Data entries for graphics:
....
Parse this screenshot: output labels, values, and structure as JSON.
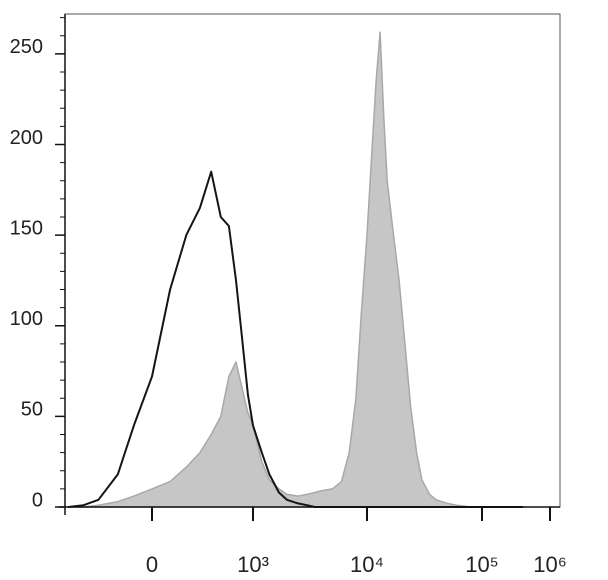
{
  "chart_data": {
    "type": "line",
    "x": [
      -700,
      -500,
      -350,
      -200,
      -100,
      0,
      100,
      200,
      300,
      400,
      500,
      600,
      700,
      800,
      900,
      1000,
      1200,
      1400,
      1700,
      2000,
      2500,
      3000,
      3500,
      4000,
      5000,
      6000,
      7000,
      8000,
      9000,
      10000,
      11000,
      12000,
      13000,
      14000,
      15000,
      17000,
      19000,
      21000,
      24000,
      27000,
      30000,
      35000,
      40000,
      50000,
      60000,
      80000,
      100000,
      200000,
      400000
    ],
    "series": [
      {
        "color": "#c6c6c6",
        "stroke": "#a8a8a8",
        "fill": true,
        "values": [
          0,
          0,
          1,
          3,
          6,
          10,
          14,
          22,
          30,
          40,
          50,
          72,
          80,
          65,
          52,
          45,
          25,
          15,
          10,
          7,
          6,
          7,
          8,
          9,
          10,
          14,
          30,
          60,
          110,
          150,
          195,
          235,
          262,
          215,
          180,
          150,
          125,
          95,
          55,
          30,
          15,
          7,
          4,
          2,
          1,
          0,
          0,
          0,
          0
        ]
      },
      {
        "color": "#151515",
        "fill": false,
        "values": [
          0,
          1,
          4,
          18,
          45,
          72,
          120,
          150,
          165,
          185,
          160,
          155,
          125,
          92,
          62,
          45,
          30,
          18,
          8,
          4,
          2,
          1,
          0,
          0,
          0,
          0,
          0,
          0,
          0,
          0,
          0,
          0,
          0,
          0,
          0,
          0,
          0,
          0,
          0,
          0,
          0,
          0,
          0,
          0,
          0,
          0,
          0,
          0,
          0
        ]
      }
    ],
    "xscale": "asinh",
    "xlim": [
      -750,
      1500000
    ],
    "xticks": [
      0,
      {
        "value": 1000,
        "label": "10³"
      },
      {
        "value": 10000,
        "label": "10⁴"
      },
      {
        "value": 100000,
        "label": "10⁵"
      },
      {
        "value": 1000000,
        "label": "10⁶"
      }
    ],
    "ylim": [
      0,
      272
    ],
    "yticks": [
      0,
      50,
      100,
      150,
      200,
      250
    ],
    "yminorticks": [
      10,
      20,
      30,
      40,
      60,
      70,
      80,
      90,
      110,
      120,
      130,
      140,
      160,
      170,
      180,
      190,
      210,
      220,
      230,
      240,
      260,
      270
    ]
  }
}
....
Each record above should be copied character for character, with pictures dropped.

Parse this screenshot: output labels, values, and structure as JSON.
{
  "chart_data": {
    "type": "line",
    "x": [
      -700,
      -500,
      -350,
      -200,
      -100,
      0,
      100,
      200,
      300,
      400,
      500,
      600,
      700,
      800,
      900,
      1000,
      1200,
      1400,
      1700,
      2000,
      2500,
      3000,
      3500,
      4000,
      5000,
      6000,
      7000,
      8000,
      9000,
      10000,
      11000,
      12000,
      13000,
      14000,
      15000,
      17000,
      19000,
      21000,
      24000,
      27000,
      30000,
      35000,
      40000,
      50000,
      60000,
      80000,
      100000,
      200000,
      400000
    ],
    "series": [
      {
        "color": "#c6c6c6",
        "stroke": "#a8a8a8",
        "fill": true,
        "values": [
          0,
          0,
          1,
          3,
          6,
          10,
          14,
          22,
          30,
          40,
          50,
          72,
          80,
          65,
          52,
          45,
          25,
          15,
          10,
          7,
          6,
          7,
          8,
          9,
          10,
          14,
          30,
          60,
          110,
          150,
          195,
          235,
          262,
          215,
          180,
          150,
          125,
          95,
          55,
          30,
          15,
          7,
          4,
          2,
          1,
          0,
          0,
          0,
          0
        ]
      },
      {
        "color": "#151515",
        "fill": false,
        "values": [
          0,
          1,
          4,
          18,
          45,
          72,
          120,
          150,
          165,
          185,
          160,
          155,
          125,
          92,
          62,
          45,
          30,
          18,
          8,
          4,
          2,
          1,
          0,
          0,
          0,
          0,
          0,
          0,
          0,
          0,
          0,
          0,
          0,
          0,
          0,
          0,
          0,
          0,
          0,
          0,
          0,
          0,
          0,
          0,
          0,
          0,
          0,
          0,
          0
        ]
      }
    ],
    "xscale": "asinh",
    "xlim": [
      -750,
      1500000
    ],
    "xticks": [
      0,
      {
        "value": 1000,
        "label": "10³"
      },
      {
        "value": 10000,
        "label": "10⁴"
      },
      {
        "value": 100000,
        "label": "10⁵"
      },
      {
        "value": 1000000,
        "label": "10⁶"
      }
    ],
    "ylim": [
      0,
      272
    ],
    "yticks": [
      0,
      50,
      100,
      150,
      200,
      250
    ],
    "yminorticks": [
      10,
      20,
      30,
      40,
      60,
      70,
      80,
      90,
      110,
      120,
      130,
      140,
      160,
      170,
      180,
      190,
      210,
      220,
      230,
      240,
      260,
      270
    ]
  }
}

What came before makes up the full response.